• [Exercise directions]:
The listing below should be copied in full, word for word.

— Start of Material provided —

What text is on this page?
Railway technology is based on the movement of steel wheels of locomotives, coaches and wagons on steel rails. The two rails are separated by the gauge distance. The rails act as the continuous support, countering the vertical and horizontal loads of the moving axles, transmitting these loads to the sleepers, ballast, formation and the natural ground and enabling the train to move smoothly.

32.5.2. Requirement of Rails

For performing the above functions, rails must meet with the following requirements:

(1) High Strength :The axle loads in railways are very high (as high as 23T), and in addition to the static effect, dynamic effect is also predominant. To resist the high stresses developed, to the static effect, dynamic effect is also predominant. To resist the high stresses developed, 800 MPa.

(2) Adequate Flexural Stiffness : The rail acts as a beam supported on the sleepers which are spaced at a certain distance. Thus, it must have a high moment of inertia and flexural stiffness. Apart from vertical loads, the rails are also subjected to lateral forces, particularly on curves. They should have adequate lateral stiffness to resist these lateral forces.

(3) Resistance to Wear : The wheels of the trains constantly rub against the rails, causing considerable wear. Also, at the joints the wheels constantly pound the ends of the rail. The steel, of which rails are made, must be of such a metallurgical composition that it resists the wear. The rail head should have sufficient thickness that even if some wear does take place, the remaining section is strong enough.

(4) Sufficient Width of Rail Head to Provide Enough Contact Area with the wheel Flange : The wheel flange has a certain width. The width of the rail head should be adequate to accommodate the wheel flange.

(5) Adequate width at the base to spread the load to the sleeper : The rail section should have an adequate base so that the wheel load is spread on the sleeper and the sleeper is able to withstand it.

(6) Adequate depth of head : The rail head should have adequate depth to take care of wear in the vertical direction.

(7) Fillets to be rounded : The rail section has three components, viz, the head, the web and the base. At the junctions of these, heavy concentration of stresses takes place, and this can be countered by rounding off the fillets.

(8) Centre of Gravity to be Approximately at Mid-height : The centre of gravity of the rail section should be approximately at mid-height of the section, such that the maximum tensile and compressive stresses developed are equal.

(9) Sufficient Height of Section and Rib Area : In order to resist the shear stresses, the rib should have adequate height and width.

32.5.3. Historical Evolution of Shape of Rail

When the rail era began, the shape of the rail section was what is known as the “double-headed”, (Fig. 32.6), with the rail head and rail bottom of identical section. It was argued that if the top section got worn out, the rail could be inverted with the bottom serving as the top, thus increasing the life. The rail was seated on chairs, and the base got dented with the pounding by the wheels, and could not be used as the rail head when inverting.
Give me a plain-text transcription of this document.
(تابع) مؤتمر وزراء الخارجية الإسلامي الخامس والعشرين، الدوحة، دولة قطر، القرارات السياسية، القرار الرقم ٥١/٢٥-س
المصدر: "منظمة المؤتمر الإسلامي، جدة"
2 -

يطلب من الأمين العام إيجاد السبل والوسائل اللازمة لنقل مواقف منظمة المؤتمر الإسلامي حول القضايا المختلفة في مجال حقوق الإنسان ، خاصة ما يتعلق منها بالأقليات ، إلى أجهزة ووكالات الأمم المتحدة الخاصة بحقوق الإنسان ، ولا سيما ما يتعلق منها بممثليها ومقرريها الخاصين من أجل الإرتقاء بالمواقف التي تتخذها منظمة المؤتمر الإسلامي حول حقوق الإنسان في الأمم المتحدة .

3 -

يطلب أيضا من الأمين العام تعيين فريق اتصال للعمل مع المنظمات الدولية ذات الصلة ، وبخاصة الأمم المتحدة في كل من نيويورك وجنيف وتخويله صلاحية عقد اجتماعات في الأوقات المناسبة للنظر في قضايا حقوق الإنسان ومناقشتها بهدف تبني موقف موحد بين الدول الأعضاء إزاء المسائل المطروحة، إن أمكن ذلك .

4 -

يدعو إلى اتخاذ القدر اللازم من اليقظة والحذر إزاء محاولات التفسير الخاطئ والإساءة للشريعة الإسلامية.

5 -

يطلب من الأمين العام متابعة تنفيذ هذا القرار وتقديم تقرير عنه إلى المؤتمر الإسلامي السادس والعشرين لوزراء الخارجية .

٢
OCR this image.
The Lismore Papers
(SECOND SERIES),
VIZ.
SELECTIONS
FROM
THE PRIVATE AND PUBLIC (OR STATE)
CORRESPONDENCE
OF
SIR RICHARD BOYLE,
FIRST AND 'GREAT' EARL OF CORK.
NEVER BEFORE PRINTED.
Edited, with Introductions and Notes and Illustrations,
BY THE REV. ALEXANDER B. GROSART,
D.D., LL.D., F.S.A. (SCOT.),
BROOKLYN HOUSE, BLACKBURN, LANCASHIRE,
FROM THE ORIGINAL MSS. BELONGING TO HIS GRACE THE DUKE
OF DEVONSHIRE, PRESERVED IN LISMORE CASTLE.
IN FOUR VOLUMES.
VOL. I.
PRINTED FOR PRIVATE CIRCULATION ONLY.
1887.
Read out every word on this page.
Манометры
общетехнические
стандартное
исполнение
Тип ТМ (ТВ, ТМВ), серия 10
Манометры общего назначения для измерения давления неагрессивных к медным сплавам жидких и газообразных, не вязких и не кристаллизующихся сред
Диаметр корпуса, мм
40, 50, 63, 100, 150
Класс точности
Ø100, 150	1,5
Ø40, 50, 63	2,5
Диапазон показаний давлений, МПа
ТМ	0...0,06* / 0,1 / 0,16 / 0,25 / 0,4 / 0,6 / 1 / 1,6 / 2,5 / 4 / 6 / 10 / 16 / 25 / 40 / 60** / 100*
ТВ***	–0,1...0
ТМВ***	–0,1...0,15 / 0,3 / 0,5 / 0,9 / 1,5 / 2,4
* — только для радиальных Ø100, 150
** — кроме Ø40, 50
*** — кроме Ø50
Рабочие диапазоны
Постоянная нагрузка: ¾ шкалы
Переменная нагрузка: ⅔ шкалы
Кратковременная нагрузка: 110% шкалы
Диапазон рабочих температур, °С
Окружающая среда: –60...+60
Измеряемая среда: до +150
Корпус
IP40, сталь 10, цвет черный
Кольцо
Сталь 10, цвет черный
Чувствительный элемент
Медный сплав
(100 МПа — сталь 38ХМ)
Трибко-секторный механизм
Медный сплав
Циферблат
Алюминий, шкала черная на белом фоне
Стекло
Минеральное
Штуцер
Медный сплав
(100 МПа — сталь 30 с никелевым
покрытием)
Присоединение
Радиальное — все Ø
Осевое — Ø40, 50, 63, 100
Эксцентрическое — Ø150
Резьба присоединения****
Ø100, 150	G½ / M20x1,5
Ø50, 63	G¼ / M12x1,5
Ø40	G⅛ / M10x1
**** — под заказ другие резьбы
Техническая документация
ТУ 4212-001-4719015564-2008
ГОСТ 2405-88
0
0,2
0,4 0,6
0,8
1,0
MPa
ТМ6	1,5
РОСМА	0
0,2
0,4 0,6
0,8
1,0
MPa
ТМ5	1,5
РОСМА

— End of Material provided —

• [The completed task]:
What text is on this page?
Railway technology is based on the movement of steel wheels of locomotives, coaches and wagons on steel rails. The two rails are separated by the gauge distance. The rails act as the continuous support, countering the vertical and horizontal loads of the moving axles, transmitting these loads to the sleepers, ballast, formation and the natural ground and enabling the train to move smoothly.

32.5.2. Requirement of Rails

For performing the above functions, rails must meet with the following requirements:

(1) High Strength :The axle loads in railways are very high (as high as 23T), and in addition to the static effect, dynamic effect is also predominant. To resist the high stresses developed, to the static effect, dynamic effect is also predominant. To resist the high stresses developed, 800 MPa.

(2) Adequate Flexural Stiffness : The rail acts as a beam supported on the sleepers which are spaced at a certain distance. Thus, it must have a high moment of inertia and flexural stiffness. Apart from vertical loads, the rails are also subjected to lateral forces, particularly on curves. They should have adequate lateral stiffness to resist these lateral forces.

(3) Resistance to Wear : The wheels of the trains constantly rub against the rails, causing considerable wear. Also, at the joints the wheels constantly pound the ends of the rail. The steel, of which rails are made, must be of such a metallurgical composition that it resists the wear. The rail head should have sufficient thickness that even if some wear does take place, the remaining section is strong enough.

(4) Sufficient Width of Rail Head to Provide Enough Contact Area with the wheel Flange : The wheel flange has a certain width. The width of the rail head should be adequate to accommodate the wheel flange.

(5) Adequate width at the base to spread the load to the sleeper : The rail section should have an adequate base so that the wheel load is spread on the sleeper and the sleeper is able to withstand it.

(6) Adequate depth of head : The rail head should have adequate depth to take care of wear in the vertical direction.

(7) Fillets to be rounded : The rail section has three components, viz, the head, the web and the base. At the junctions of these, heavy concentration of stresses takes place, and this can be countered by rounding off the fillets.

(8) Centre of Gravity to be Approximately at Mid-height : The centre of gravity of the rail section should be approximately at mid-height of the section, such that the maximum tensile and compressive stresses developed are equal.

(9) Sufficient Height of Section and Rib Area : In order to resist the shear stresses, the rib should have adequate height and width.

32.5.3. Historical Evolution of Shape of Rail

When the rail era began, the shape of the rail section was what is known as the “double-headed”, (Fig. 32.6), with the rail head and rail bottom of identical section. It was argued that if the top section got worn out, the rail could be inverted with the bottom serving as the top, thus increasing the life. The rail was seated on chairs, and the base got dented with the pounding by the wheels, and could not be used as the rail head when inverting.
Give me a plain-text transcription of this document.
(تابع) مؤتمر وزراء الخارجية الإسلامي الخامس والعشرين، الدوحة، دولة قطر، القرارات السياسية، القرار الرقم ٥١/٢٥-س
المصدر: "منظمة المؤتمر الإسلامي، جدة"
2 -

يطلب من الأمين العام إيجاد السبل والوسائل اللازمة لنقل مواقف منظمة المؤتمر الإسلامي حول القضايا المختلفة في مجال حقوق الإنسان ، خاصة ما يتعلق منها بالأقليات ، إلى أجهزة ووكالات الأمم المتحدة الخاصة بحقوق الإنسان ، ولا سيما ما يتعلق منها بممثليها ومقرريها الخاصين من أجل الإرتقاء بالمواقف التي تتخذها منظمة المؤتمر الإسلامي حول حقوق الإنسان في الأمم المتحدة .

3 -

يطلب أيضا من الأمين العام تعيين فريق اتصال للعمل مع المنظمات الدولية ذات الصلة ، وبخاصة الأمم المتحدة في كل من نيويورك وجنيف وتخويله صلاحية عقد اجتماعات في الأوقات المناسبة للنظر في قضايا حقوق الإنسان ومناقشتها بهدف تبني موقف موحد بين الدول الأعضاء إزاء المسائل المطروحة، إن أمكن ذلك .

4 -

يدعو إلى اتخاذ القدر اللازم من اليقظة والحذر إزاء محاولات التفسير الخاطئ والإساءة للشريعة الإسلامية.

5 -

يطلب من الأمين العام متابعة تنفيذ هذا القرار وتقديم تقرير عنه إلى المؤتمر الإسلامي السادس والعشرين لوزراء الخارجية .

٢
OCR this image.
The Lismore Papers
(SECOND SERIES),
VIZ.
SELECTIONS
FROM
THE PRIVATE AND PUBLIC (OR STATE)
CORRESPONDENCE
OF
SIR RICHARD BOYLE,
FIRST AND 'GREAT' EARL OF CORK.
NEVER BEFORE PRINTED.
Edited, with Introductions and Notes and Illustrations,
BY THE REV. ALEXANDER B. GROSART,
D.D., LL.D., F.S.A. (SCOT.),
BROOKLYN HOUSE, BLACKBURN, LANCASHIRE,
FROM THE ORIGINAL MSS. BELONGING TO HIS GRACE THE DUKE
OF DEVONSHIRE, PRESERVED IN LISMORE CASTLE.
IN FOUR VOLUMES.
VOL. I.
PRINTED FOR PRIVATE CIRCULATION ONLY.
1887.
Read out every word on this page.
Манометры
общетехнические
стандартное
исполнение
Тип ТМ (ТВ, ТМВ), серия 10
Манометры общего назначения для измерения давления неагрессивных к медным сплавам жидких и газообразных, не вязких и не кристаллизующихся сред
Диаметр корпуса, мм
40, 50, 63, 100, 150
Класс точности
Ø100, 150	1,5
Ø40, 50, 63	2,5
Диапазон показаний давлений, МПа
ТМ	0...0,06* / 0,1 / 0,16 / 0,25 / 0,4 / 0,6 / 1 / 1,6 / 2,5 / 4 / 6 / 10 / 16 / 25 / 40 / 60** / 100*
ТВ***	–0,1...0
ТМВ***	–0,1...0,15 / 0,3 / 0,5 / 0,9 / 1,5 / 2,4
* — только для радиальных Ø100, 150
** — кроме Ø40, 50
*** — кроме Ø50
Рабочие диапазоны
Постоянная нагрузка: ¾ шкалы
Переменная нагрузка: ⅔ шкалы
Кратковременная нагрузка: 110% шкалы
Диапазон рабочих температур, °С
Окружающая среда: –60...+60
Измеряемая среда: до +150
Корпус
IP40, сталь 10, цвет черный
Кольцо
Сталь 10, цвет черный
Чувствительный элемент
Медный сплав
(100 МПа — сталь 38ХМ)
Трибко-секторный механизм
Медный сплав
Циферблат
Алюминий, шкала черная на белом фоне
Стекло
Минеральное
Штуцер
Медный сплав
(100 МПа — сталь 30 с никелевым
покрытием)
Присоединение
Радиальное — все Ø
Осевое — Ø40, 50, 63, 100
Эксцентрическое — Ø150
Резьба присоединения****
Ø100, 150	G½ / M20x1,5
Ø50, 63	G¼ / M12x1,5
Ø40	G⅛ / M10x1
**** — под заказ другие резьбы
Техническая документация
ТУ 4212-001-4719015564-2008
ГОСТ 2405-88
0
0,2
0,4 0,6
0,8
1,0
MPa
ТМ6	1,5
РОСМА	0
0,2
0,4 0,6
0,8
1,0
MPa
ТМ5	1,5
РОСМА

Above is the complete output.